** Start of Given data **
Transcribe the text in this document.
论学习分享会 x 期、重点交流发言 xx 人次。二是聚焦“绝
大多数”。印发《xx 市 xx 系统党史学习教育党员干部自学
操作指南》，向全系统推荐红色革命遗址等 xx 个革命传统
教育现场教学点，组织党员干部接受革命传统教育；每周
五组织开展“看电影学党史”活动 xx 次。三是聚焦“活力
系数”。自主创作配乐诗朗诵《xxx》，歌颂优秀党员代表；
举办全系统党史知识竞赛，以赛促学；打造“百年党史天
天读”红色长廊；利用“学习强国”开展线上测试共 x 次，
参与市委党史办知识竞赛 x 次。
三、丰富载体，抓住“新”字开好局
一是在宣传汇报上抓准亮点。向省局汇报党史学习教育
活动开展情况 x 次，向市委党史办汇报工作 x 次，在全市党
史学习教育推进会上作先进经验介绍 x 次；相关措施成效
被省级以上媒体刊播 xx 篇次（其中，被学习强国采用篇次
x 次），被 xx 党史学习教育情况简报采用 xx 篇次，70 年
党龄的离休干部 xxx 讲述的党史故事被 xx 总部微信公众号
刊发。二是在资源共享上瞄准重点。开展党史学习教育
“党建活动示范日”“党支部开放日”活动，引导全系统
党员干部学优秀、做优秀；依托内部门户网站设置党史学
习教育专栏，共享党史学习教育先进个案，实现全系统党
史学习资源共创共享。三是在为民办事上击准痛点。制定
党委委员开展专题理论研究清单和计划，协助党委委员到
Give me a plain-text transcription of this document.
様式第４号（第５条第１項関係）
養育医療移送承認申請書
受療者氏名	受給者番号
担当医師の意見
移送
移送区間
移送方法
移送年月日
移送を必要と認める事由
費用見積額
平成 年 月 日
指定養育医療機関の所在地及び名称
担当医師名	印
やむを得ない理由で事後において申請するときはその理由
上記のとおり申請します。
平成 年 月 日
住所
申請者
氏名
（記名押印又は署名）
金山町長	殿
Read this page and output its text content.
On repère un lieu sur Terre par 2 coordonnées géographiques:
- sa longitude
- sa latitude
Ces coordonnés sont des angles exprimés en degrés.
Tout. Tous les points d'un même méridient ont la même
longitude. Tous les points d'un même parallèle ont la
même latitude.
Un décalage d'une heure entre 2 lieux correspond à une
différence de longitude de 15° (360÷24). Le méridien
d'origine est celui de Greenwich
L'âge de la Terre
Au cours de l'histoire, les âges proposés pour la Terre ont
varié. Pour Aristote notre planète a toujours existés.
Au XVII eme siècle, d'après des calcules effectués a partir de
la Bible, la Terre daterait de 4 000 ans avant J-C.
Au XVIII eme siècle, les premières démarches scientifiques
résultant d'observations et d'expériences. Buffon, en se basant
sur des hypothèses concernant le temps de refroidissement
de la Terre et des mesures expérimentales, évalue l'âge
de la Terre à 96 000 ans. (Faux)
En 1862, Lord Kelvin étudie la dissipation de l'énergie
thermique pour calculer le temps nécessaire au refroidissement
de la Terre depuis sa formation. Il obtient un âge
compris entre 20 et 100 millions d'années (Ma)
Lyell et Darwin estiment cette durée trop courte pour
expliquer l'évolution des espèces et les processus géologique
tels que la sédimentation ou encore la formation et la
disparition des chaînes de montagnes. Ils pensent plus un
** End of Given data **
• Goal: Each record must be returned exactly as it is written.

• Correct answer:
Transcribe the text in this document.
论学习分享会 x 期、重点交流发言 xx 人次。二是聚焦“绝
大多数”。印发《xx 市 xx 系统党史学习教育党员干部自学
操作指南》，向全系统推荐红色革命遗址等 xx 个革命传统
教育现场教学点，组织党员干部接受革命传统教育；每周
五组织开展“看电影学党史”活动 xx 次。三是聚焦“活力
系数”。自主创作配乐诗朗诵《xxx》，歌颂优秀党员代表；
举办全系统党史知识竞赛，以赛促学；打造“百年党史天
天读”红色长廊；利用“学习强国”开展线上测试共 x 次，
参与市委党史办知识竞赛 x 次。
三、丰富载体，抓住“新”字开好局
一是在宣传汇报上抓准亮点。向省局汇报党史学习教育
活动开展情况 x 次，向市委党史办汇报工作 x 次，在全市党
史学习教育推进会上作先进经验介绍 x 次；相关措施成效
被省级以上媒体刊播 xx 篇次（其中，被学习强国采用篇次
x 次），被 xx 党史学习教育情况简报采用 xx 篇次，70 年
党龄的离休干部 xxx 讲述的党史故事被 xx 总部微信公众号
刊发。二是在资源共享上瞄准重点。开展党史学习教育
“党建活动示范日”“党支部开放日”活动，引导全系统
党员干部学优秀、做优秀；依托内部门户网站设置党史学
习教育专栏，共享党史学习教育先进个案，实现全系统党
史学习资源共创共享。三是在为民办事上击准痛点。制定
党委委员开展专题理论研究清单和计划，协助党委委员到
Give me a plain-text transcription of this document.
様式第４号（第５条第１項関係）
養育医療移送承認申請書
受療者氏名	受給者番号
担当医師の意見
移送
移送区間
移送方法
移送年月日
移送を必要と認める事由
費用見積額
平成 年 月 日
指定養育医療機関の所在地及び名称
担当医師名	印
やむを得ない理由で事後において申請するときはその理由
上記のとおり申請します。
平成 年 月 日
住所
申請者
氏名
（記名押印又は署名）
金山町長	殿
Read this page and output its text content.
On repère un lieu sur Terre par 2 coordonnées géographiques:
- sa longitude
- sa latitude
Ces coordonnés sont des angles exprimés en degrés.
Tout. Tous les points d'un même méridient ont la même
longitude. Tous les points d'un même parallèle ont la
même latitude.
Un décalage d'une heure entre 2 lieux correspond à une
différence de longitude de 15° (360÷24). Le méridien
d'origine est celui de Greenwich
L'âge de la Terre
Au cours de l'histoire, les âges proposés pour la Terre ont
varié. Pour Aristote notre planète a toujours existés.
Au XVII eme siècle, d'après des calcules effectués a partir de
la Bible, la Terre daterait de 4 000 ans avant J-C.
Au XVIII eme siècle, les premières démarches scientifiques
résultant d'observations et d'expériences. Buffon, en se basant
sur des hypothèses concernant le temps de refroidissement
de la Terre et des mesures expérimentales, évalue l'âge
de la Terre à 96 000 ans. (Faux)
En 1862, Lord Kelvin étudie la dissipation de l'énergie
thermique pour calculer le temps nécessaire au refroidissement
de la Terre depuis sa formation. Il obtient un âge
compris entre 20 et 100 millions d'années (Ma)
Lyell et Darwin estiment cette durée trop courte pour
expliquer l'évolution des espèces et les processus géologique
tels que la sédimentation ou encore la formation et la
disparition des chaînes de montagnes. Ils pensent plus un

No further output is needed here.